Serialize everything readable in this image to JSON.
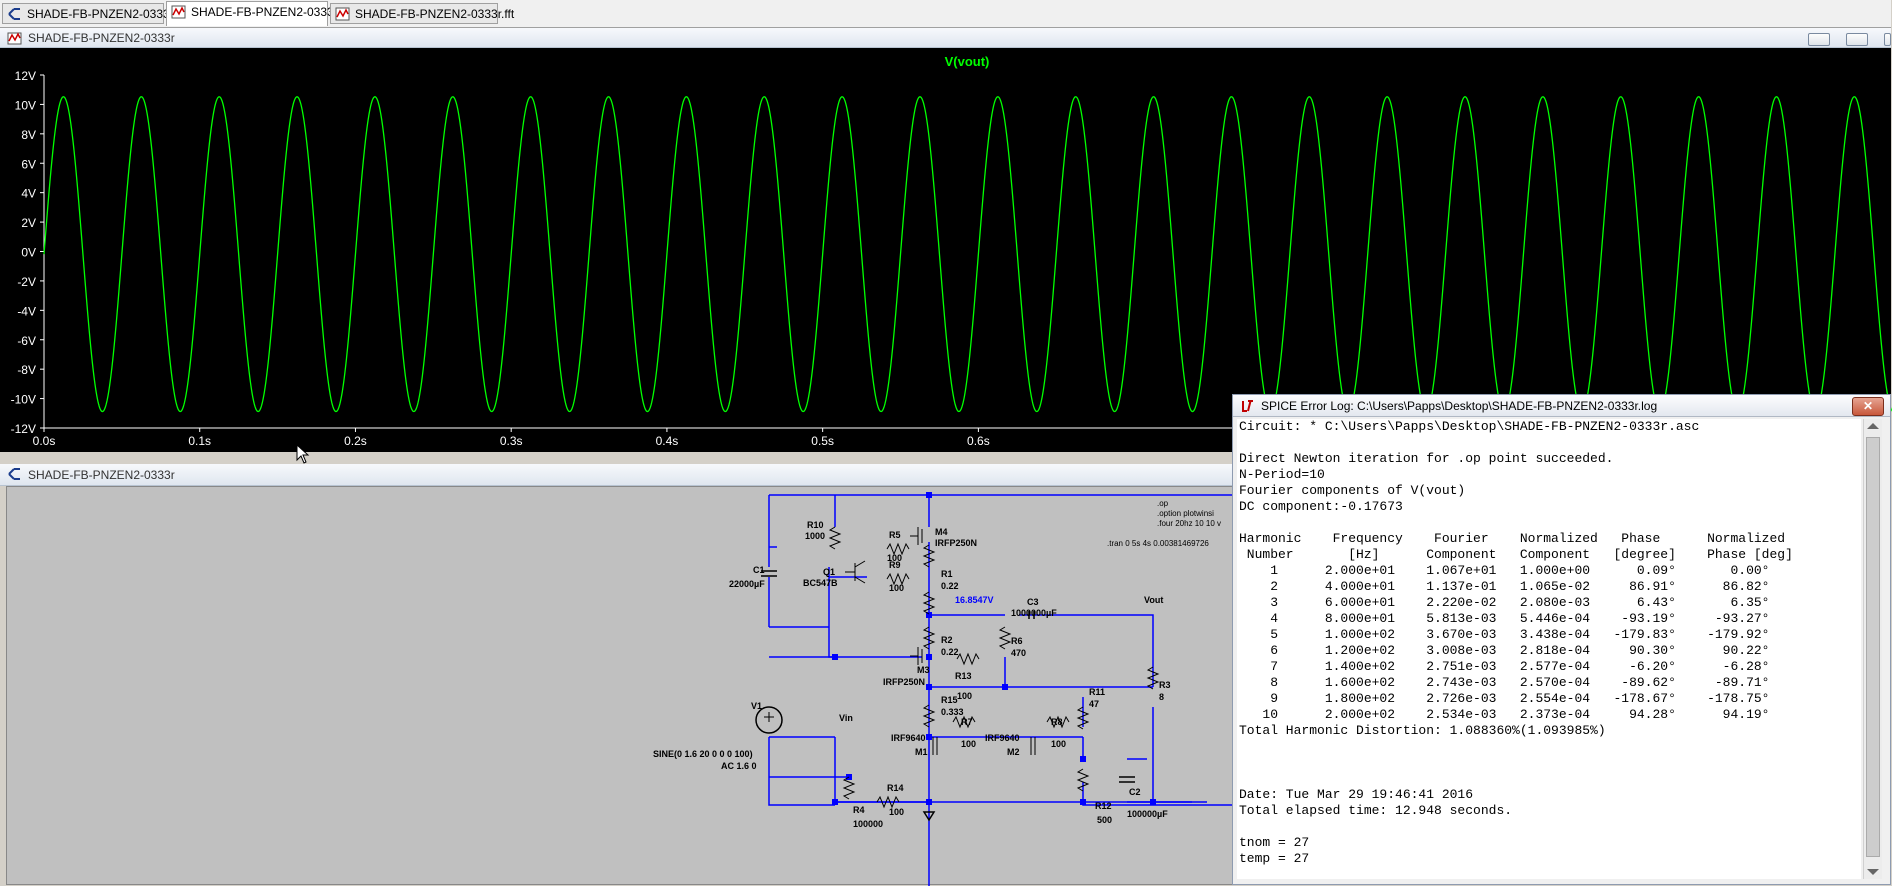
{
  "tabs": [
    {
      "label": "SHADE-FB-PNZEN2-0333r",
      "icon": "schematic-icon"
    },
    {
      "label": "SHADE-FB-PNZEN2-0333r",
      "icon": "waveform-icon"
    },
    {
      "label": "SHADE-FB-PNZEN2-0333r.fft",
      "icon": "waveform-icon"
    }
  ],
  "plot_window": {
    "title": "SHADE-FB-PNZEN2-0333r"
  },
  "chart_data": {
    "type": "line",
    "title": "V(vout)",
    "xlabel": "",
    "ylabel": "",
    "x_ticks": [
      "0.0s",
      "0.1s",
      "0.2s",
      "0.3s",
      "0.4s",
      "0.5s",
      "0.6s"
    ],
    "y_ticks": [
      "12V",
      "10V",
      "8V",
      "6V",
      "4V",
      "2V",
      "0V",
      "-2V",
      "-4V",
      "-6V",
      "-8V",
      "-10V",
      "-12V"
    ],
    "xlim": [
      0,
      1.0
    ],
    "ylim": [
      -12,
      12
    ],
    "series": [
      {
        "name": "V(vout)",
        "frequency_hz": 20,
        "amplitude": 10.7,
        "offset": -0.18,
        "color": "#00ff00"
      }
    ],
    "background": "#000000",
    "grid": false
  },
  "schematic_window": {
    "title": "SHADE-FB-PNZEN2-0333r",
    "directives": [
      ".op",
      ".option plotwinsi",
      ".four 20hz 10 10 v",
      ".tran 0 5s 4s 0.00381469726"
    ],
    "components": {
      "R10": {
        "name": "R10",
        "value": "1000"
      },
      "R5": {
        "name": "R5",
        "value": "100"
      },
      "M4": {
        "name": "M4",
        "value": "IRFP250N"
      },
      "C1": {
        "name": "C1",
        "value": "22000µF"
      },
      "Q1": {
        "name": "Q1",
        "value": "BC547B"
      },
      "R9": {
        "name": "R9",
        "value": "100"
      },
      "R1": {
        "name": "R1",
        "value": "0.22"
      },
      "node_voltage": "16.8547V",
      "C3": {
        "name": "C3",
        "value": "1000000µF"
      },
      "Vout": "Vout",
      "R2": {
        "name": "R2",
        "value": "0.22"
      },
      "R6": {
        "name": "R6",
        "value": "470"
      },
      "M3": {
        "name": "M3",
        "value": "IRFP250N"
      },
      "R13": {
        "name": "R13",
        "value": "100"
      },
      "R11": {
        "name": "R11",
        "value": "47"
      },
      "R3": {
        "name": "R3",
        "value": "8"
      },
      "R15": {
        "name": "R15",
        "value": "0.333"
      },
      "V1": {
        "name": "V1",
        "value": "SINE(0 1.6 20 0 0 0 100)",
        "ac": "AC 1.6 0"
      },
      "Vin": "Vin",
      "R7": {
        "name": "R7",
        "value": "100"
      },
      "R8": {
        "name": "R8",
        "value": "100"
      },
      "M1": {
        "name": "M1",
        "value": "IRF9640"
      },
      "M2": {
        "name": "M2",
        "value": "IRF9640"
      },
      "R14": {
        "name": "R14",
        "value": "100"
      },
      "R4": {
        "name": "R4",
        "value": "100000"
      },
      "R12": {
        "name": "R12",
        "value": "500"
      },
      "C2": {
        "name": "C2",
        "value": "100000µF"
      }
    }
  },
  "log_window": {
    "title": "SPICE Error Log: C:\\Users\\Papps\\Desktop\\SHADE-FB-PNZEN2-0333r.log",
    "close_label": "✕",
    "lines": [
      "Circuit: * C:\\Users\\Papps\\Desktop\\SHADE-FB-PNZEN2-0333r.asc",
      "",
      "Direct Newton iteration for .op point succeeded.",
      "N-Period=10",
      "Fourier components of V(vout)",
      "DC component:-0.17673",
      "",
      "Harmonic    Frequency    Fourier    Normalized   Phase      Normalized",
      " Number       [Hz]      Component   Component   [degree]    Phase [deg]",
      "    1      2.000e+01    1.067e+01   1.000e+00      0.09°       0.00°",
      "    2      4.000e+01    1.137e-01   1.065e-02     86.91°      86.82°",
      "    3      6.000e+01    2.220e-02   2.080e-03      6.43°       6.35°",
      "    4      8.000e+01    5.813e-03   5.446e-04    -93.19°     -93.27°",
      "    5      1.000e+02    3.670e-03   3.438e-04   -179.83°    -179.92°",
      "    6      1.200e+02    3.008e-03   2.818e-04     90.30°      90.22°",
      "    7      1.400e+02    2.751e-03   2.577e-04     -6.20°      -6.28°",
      "    8      1.600e+02    2.743e-03   2.570e-04    -89.62°     -89.71°",
      "    9      1.800e+02    2.726e-03   2.554e-04   -178.67°    -178.75°",
      "   10      2.000e+02    2.534e-03   2.373e-04     94.28°      94.19°",
      "Total Harmonic Distortion: 1.088360%(1.093985%)",
      "",
      "",
      "",
      "Date: Tue Mar 29 19:46:41 2016",
      "Total elapsed time: 12.948 seconds.",
      "",
      "tnom = 27",
      "temp = 27"
    ]
  }
}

» **TASK INSTRUCTIONS**: Copy out all lines above that include the string "Phase".

» **SOLUTION FOR THIS TASK**:
      "Harmonic    Frequency    Fourier    Normalized   Phase      Normalized",
      " Number       [Hz]      Component   Component   [degree]    Phase [deg]",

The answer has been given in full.